Instructions to follow:
Count lines holding the string "tout" in the data that follows. Reply with one number only.

Records shown:
begin
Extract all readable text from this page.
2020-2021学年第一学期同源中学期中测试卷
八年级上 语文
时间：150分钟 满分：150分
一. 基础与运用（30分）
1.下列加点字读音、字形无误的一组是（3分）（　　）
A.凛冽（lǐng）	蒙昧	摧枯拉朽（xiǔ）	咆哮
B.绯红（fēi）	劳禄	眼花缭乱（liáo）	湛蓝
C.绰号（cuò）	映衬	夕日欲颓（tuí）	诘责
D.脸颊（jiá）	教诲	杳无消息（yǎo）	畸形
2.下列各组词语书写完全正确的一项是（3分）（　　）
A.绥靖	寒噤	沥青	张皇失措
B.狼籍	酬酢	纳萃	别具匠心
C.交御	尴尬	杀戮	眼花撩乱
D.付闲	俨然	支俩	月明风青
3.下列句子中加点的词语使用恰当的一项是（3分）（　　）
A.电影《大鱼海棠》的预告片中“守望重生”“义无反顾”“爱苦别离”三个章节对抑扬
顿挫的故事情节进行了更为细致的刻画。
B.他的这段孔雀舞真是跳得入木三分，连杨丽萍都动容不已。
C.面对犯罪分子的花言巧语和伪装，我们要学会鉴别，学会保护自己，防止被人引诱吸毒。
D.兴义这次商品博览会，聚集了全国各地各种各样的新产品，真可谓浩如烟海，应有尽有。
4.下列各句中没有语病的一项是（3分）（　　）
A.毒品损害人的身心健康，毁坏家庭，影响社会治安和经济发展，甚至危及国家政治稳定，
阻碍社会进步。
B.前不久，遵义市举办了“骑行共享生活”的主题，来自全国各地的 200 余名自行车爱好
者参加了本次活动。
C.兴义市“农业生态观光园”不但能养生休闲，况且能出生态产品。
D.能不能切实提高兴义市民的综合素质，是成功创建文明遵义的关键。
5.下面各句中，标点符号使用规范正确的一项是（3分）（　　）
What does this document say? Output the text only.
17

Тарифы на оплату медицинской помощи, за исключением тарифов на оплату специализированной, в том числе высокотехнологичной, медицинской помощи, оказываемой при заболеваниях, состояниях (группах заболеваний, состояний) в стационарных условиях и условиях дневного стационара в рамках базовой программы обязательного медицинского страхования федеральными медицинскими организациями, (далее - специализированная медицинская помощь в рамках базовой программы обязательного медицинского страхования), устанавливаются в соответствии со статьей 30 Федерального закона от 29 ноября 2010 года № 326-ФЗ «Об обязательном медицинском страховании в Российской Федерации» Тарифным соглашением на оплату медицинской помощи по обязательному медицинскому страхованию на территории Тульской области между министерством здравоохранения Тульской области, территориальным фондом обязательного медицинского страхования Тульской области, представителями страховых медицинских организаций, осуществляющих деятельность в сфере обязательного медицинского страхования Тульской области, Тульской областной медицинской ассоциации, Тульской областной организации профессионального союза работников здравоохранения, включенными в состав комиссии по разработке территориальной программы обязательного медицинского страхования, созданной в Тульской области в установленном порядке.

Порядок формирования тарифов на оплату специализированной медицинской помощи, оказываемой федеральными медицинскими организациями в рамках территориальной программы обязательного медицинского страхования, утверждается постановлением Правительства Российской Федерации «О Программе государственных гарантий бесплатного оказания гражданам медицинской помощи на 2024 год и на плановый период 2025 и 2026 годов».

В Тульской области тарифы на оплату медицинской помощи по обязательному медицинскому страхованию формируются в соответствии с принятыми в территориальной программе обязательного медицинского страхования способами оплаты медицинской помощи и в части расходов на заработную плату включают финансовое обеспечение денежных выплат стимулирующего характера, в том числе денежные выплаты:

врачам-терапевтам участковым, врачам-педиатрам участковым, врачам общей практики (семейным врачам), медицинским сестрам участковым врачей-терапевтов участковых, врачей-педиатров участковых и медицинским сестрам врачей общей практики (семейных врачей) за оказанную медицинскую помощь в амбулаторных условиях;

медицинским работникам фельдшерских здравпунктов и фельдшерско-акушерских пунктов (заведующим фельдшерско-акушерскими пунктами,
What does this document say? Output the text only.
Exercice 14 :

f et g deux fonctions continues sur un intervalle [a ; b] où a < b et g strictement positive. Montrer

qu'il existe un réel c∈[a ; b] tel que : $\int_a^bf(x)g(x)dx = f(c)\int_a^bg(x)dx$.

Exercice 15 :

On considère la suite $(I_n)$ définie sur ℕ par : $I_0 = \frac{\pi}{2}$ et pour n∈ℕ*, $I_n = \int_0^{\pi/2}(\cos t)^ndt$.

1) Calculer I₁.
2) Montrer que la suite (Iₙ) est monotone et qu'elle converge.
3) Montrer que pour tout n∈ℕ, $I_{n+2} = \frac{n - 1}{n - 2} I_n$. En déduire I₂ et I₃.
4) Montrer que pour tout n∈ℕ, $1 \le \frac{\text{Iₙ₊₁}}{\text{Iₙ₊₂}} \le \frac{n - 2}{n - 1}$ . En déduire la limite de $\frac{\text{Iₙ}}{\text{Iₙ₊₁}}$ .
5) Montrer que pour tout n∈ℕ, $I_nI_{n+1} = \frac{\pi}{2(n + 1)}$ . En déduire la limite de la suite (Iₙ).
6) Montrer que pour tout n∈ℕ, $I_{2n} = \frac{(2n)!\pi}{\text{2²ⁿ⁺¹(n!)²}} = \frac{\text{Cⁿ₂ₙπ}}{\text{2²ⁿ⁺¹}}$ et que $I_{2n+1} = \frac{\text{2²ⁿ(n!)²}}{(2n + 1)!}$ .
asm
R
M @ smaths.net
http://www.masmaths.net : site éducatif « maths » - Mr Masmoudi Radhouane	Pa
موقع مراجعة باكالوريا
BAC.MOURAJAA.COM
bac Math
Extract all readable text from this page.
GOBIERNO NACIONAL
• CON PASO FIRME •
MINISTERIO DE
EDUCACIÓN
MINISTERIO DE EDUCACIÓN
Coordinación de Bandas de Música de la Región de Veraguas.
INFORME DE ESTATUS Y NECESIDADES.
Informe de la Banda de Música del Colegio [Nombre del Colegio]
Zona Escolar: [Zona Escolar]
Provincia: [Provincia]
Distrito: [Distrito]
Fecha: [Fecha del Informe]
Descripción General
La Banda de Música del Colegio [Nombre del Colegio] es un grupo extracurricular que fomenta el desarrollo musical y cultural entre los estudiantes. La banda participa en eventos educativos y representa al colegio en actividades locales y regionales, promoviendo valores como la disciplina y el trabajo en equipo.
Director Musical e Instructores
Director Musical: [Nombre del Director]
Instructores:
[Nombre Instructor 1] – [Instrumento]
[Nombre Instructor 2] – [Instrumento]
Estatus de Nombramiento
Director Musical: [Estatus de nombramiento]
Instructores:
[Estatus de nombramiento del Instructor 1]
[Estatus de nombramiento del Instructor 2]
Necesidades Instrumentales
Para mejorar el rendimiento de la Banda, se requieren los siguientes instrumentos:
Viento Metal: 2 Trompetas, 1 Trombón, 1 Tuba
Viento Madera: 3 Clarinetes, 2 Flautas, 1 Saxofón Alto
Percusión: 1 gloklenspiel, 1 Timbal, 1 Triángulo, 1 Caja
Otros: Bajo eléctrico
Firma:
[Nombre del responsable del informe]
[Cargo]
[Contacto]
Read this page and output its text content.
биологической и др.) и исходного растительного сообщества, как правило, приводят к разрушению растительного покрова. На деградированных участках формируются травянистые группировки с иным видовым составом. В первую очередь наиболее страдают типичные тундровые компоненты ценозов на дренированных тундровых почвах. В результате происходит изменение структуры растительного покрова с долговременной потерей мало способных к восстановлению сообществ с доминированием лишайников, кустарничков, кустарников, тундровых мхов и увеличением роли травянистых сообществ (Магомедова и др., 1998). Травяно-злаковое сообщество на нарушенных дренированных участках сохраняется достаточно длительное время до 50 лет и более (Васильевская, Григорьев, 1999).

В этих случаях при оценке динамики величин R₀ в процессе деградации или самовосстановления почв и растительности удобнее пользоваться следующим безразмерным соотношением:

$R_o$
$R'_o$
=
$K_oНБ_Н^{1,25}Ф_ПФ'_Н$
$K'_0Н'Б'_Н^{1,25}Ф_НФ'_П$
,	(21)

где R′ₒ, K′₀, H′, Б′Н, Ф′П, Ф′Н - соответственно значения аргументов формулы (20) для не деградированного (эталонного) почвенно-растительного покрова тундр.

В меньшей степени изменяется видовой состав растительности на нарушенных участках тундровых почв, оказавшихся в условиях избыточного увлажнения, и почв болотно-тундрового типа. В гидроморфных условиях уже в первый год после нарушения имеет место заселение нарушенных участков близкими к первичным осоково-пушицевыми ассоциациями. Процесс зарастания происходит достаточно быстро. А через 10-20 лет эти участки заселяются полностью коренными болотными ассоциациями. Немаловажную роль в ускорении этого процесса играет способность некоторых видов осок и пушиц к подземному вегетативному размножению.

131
end
Solution below:
4